» Instructions to follow: Could you reproduce word for word the passage of the forum thread about the show judge starting at "## mjbgsd (Jun" and ending at "(May 14, 2000)"?

» Supplied text:
__________________________________________________

# Anyone shown under this judge?



## mjbgsd (Jun 29, 2004)

I was wondering if anyone has shown under Ms. Rita G. Sandell? Does she have a "friendly" 'atmosphere' about her? Or is she more on the firmer side? Is she 'older' then most judges? Or is she 'young'. Just trying to get an idea.


----------



## JakodaCD OA (May 14, 2000)

I showed under her 'years" ago,,she was youngish at the time, blond woman if I recall.

I liked her, she was nice,


----------



## Andaka (Jun 29, 2003)

She is one of my least favorite judges. She is older, and hasn't owned a dog in quite some time. And she embarressed me at a show (she judged the first day, Inez Noya judged the second). I won the puppy bitch class the second day and she threw a fit at ringside because she thought my puppy didn't have enough rear! We were trying to get our picture taken in the ring at the time, and could hear her there. I will no longer show to that woman.


----------



## Samba (Apr 23, 2001)

Is she judging at an all-breed show?


----------



## LaRen616 (Mar 4, 2010)

__________________________________________________

» Data listing:
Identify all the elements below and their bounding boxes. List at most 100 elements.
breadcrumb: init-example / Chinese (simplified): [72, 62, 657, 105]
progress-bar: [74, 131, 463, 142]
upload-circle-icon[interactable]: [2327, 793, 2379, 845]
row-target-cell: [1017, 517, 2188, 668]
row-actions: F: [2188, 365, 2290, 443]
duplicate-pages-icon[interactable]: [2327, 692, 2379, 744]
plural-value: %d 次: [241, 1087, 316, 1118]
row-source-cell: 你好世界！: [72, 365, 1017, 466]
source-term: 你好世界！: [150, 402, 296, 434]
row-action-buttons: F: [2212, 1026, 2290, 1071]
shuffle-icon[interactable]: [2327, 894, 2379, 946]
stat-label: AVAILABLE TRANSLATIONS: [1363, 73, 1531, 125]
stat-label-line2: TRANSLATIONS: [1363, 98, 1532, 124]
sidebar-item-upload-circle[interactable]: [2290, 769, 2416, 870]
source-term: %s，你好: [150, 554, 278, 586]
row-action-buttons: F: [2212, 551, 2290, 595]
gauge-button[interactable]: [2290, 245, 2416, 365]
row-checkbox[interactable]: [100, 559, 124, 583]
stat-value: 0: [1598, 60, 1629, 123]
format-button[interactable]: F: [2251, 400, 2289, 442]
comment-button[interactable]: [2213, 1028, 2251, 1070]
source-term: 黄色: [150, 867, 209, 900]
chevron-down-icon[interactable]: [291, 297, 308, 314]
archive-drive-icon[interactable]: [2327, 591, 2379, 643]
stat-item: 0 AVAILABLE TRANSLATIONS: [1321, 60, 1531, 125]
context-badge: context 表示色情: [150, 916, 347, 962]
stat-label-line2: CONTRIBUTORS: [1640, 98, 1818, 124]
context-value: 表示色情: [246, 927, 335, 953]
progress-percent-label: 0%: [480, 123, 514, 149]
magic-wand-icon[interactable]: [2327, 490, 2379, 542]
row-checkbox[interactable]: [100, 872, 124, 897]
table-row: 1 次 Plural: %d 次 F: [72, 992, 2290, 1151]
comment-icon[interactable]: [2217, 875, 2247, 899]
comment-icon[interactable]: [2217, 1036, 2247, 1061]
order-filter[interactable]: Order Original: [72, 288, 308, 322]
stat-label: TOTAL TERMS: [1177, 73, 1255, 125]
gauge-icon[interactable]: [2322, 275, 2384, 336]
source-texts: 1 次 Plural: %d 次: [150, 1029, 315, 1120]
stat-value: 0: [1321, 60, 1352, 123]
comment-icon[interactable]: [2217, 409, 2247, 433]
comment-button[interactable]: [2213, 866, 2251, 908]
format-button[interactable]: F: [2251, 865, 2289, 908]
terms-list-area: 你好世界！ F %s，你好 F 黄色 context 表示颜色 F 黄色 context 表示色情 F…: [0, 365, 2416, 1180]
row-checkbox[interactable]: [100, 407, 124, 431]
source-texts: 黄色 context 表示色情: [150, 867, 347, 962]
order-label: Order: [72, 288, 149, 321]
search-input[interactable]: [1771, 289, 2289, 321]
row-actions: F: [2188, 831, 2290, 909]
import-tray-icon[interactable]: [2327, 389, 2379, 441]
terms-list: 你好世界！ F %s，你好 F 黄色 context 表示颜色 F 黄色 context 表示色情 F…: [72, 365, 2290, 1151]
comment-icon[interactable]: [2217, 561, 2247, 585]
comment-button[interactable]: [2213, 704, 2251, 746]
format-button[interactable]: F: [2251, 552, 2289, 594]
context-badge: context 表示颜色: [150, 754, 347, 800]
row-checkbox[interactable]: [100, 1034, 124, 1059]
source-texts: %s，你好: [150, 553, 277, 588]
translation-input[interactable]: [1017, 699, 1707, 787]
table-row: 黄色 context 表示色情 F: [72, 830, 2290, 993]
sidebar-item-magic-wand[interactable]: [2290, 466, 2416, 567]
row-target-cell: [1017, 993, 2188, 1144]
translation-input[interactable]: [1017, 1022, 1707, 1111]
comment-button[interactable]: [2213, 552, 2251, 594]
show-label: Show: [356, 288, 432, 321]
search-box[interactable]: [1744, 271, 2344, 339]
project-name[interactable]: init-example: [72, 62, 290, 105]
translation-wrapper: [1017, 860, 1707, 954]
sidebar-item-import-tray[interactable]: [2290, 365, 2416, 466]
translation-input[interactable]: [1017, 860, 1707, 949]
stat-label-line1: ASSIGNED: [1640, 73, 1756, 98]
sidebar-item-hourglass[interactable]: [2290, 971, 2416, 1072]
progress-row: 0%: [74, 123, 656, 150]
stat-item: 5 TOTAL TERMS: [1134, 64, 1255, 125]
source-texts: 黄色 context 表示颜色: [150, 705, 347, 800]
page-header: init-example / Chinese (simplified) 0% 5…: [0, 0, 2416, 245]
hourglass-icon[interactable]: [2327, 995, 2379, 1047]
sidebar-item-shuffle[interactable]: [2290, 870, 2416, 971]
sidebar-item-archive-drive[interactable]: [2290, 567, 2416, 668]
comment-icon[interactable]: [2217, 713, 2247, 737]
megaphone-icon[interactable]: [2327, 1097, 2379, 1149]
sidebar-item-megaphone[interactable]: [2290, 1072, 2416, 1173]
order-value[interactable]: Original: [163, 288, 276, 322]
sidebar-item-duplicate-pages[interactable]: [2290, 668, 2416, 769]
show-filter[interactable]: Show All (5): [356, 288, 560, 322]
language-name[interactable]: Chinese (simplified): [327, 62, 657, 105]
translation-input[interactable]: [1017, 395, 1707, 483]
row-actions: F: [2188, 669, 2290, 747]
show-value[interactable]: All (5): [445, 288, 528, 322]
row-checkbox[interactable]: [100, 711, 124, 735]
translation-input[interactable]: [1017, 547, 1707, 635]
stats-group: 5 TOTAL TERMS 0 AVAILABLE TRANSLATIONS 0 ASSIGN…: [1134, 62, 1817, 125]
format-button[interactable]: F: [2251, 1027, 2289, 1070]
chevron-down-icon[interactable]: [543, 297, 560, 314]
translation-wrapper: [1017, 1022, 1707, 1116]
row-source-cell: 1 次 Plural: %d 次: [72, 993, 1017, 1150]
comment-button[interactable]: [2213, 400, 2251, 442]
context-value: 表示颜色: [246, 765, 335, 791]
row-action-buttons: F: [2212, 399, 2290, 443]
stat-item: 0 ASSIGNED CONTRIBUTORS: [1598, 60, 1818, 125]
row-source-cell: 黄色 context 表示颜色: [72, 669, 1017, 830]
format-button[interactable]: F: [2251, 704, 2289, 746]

__________________________________________________

» Worked answer:
## mjbgsd (Jun 29, 2004)

I was wondering if anyone has shown under Ms. Rita G. Sandell? Does she have a "friendly" 'atmosphere' about her? Or is she more on the firmer side? Is she 'older' then most judges? Or is she 'young'. Just trying to get an idea.


----------



## JakodaCD OA (May 14, 2000)